<<<<

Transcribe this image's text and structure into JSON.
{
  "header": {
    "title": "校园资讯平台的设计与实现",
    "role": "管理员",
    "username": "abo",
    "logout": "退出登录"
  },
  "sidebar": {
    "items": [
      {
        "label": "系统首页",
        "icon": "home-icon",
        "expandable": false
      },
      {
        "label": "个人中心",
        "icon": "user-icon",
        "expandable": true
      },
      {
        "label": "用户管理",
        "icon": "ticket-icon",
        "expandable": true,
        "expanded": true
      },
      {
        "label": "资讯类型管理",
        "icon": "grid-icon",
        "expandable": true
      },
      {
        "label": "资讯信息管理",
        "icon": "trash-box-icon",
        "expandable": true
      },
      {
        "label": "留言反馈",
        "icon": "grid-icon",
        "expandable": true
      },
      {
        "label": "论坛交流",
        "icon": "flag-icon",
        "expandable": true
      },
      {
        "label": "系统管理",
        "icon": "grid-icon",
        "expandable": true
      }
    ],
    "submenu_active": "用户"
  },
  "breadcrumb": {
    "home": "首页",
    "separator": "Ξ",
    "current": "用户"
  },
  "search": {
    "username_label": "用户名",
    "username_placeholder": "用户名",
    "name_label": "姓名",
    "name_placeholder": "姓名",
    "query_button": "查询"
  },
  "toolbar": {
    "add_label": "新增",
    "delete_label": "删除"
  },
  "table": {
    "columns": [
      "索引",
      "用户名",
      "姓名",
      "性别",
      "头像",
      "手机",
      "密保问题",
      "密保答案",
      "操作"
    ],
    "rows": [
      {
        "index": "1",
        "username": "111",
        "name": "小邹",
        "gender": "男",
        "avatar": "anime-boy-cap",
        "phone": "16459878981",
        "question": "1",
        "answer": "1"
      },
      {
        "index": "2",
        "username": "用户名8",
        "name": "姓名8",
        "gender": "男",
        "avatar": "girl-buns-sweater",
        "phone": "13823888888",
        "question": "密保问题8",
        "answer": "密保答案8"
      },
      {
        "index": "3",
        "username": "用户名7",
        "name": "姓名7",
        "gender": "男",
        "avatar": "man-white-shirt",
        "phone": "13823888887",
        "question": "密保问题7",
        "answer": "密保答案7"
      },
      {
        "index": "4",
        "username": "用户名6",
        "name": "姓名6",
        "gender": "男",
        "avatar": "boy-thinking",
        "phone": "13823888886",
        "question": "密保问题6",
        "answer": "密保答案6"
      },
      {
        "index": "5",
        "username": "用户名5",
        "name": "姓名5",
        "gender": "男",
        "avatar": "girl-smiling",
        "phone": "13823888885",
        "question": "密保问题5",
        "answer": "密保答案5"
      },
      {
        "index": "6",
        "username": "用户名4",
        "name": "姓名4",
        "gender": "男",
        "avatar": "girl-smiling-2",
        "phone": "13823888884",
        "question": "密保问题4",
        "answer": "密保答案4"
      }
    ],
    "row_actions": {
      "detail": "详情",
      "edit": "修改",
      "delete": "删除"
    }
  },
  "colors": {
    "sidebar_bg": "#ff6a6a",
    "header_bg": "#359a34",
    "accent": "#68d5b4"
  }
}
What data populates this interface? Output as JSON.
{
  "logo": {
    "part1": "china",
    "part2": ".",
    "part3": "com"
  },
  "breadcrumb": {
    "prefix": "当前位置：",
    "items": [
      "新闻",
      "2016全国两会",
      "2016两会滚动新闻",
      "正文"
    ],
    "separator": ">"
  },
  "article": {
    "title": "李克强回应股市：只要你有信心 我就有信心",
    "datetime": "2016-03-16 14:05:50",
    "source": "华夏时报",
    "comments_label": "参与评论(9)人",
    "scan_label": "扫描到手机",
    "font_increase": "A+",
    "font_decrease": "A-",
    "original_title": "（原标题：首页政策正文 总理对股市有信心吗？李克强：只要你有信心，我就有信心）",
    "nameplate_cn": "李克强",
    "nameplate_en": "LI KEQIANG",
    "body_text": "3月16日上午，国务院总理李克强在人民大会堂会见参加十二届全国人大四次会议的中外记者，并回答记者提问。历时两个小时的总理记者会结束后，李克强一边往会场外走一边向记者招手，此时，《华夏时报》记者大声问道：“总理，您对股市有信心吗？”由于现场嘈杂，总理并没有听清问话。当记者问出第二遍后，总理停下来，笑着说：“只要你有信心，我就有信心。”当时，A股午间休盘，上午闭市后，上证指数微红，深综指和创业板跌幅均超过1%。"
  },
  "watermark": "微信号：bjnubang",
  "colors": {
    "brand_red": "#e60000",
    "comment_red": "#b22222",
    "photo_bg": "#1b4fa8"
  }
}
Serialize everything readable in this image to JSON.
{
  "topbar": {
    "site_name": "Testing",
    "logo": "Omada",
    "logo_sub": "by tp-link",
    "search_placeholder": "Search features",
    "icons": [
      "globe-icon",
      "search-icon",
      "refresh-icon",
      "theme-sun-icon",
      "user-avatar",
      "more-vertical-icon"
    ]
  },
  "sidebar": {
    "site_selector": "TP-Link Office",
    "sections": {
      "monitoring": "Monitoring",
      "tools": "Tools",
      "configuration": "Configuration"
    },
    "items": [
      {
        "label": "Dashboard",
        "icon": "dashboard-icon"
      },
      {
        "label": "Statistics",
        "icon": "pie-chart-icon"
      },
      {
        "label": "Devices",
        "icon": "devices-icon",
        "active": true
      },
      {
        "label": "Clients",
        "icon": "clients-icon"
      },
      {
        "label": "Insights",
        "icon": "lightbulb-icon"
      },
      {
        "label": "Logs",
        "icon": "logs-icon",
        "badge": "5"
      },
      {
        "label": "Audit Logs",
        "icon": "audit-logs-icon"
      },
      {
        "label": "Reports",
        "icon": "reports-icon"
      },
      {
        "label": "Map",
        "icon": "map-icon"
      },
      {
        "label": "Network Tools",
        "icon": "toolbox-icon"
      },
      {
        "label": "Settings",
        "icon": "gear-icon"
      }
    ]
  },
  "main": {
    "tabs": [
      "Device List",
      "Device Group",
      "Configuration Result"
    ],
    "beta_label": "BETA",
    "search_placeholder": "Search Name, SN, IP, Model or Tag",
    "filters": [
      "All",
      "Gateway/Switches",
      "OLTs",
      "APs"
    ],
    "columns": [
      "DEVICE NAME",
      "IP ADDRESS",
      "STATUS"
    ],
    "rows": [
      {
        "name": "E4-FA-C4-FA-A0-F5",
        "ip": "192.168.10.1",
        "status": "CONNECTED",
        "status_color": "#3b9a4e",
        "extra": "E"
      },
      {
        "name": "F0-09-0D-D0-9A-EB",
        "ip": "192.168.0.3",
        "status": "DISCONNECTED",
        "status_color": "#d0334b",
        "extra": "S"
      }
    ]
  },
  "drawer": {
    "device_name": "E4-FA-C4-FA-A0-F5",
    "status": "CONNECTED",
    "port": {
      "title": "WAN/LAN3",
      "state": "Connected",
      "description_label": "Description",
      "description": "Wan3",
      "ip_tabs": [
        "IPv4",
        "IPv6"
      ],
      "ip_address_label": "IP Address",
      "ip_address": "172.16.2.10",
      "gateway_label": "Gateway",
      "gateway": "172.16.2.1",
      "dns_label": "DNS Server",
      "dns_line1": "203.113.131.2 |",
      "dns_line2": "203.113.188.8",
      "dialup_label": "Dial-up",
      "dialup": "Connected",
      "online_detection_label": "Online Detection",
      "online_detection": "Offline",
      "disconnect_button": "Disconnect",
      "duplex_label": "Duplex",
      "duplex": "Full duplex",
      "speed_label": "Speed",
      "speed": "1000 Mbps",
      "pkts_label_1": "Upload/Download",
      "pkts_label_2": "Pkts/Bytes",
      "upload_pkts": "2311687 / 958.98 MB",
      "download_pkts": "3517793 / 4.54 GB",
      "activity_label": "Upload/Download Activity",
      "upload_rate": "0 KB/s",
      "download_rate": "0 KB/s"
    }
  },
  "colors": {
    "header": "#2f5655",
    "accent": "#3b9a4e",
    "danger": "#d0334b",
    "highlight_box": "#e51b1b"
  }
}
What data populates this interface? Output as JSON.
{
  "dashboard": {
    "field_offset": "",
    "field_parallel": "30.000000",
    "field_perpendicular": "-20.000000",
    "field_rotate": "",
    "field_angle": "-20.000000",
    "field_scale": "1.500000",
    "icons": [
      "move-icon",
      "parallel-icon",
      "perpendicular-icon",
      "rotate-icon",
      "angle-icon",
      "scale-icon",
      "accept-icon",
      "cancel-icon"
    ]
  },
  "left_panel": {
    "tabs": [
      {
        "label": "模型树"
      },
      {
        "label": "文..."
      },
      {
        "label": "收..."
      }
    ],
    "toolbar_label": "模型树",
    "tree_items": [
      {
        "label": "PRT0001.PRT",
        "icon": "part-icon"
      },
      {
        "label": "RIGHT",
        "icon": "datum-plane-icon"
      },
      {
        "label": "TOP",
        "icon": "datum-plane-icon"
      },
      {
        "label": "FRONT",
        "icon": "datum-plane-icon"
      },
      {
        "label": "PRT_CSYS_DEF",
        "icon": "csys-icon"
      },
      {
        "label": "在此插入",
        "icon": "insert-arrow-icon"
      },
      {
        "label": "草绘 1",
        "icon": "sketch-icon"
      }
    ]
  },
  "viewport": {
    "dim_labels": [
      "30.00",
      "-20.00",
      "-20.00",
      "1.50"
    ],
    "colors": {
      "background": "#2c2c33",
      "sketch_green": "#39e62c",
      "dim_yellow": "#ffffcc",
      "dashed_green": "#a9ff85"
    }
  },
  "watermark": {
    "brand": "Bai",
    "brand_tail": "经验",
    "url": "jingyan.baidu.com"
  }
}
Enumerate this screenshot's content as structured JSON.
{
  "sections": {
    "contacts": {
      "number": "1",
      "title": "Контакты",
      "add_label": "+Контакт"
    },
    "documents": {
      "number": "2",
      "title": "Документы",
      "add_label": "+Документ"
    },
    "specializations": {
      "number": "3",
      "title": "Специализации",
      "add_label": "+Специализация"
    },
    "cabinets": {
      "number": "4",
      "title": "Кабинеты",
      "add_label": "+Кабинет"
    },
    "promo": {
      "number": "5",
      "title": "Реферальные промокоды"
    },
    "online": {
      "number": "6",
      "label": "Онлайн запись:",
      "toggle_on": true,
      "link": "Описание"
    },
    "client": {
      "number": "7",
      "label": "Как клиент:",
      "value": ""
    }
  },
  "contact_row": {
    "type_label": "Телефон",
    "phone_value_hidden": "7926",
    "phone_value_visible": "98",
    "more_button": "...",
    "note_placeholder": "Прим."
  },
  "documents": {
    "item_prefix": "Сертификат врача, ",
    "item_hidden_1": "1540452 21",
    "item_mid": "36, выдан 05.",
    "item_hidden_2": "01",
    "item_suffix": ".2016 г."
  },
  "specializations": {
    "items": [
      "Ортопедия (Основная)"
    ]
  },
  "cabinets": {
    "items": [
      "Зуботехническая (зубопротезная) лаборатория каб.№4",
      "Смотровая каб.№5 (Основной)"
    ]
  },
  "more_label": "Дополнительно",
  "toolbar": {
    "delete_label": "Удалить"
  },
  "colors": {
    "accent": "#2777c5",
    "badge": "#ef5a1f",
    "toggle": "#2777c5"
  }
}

>>>>

◆ What you are asked to do
Look over the records above and copy each line that includes the string "Configuration".

◆ Written solution
      "configuration": "Configuration"
      "Configuration Result"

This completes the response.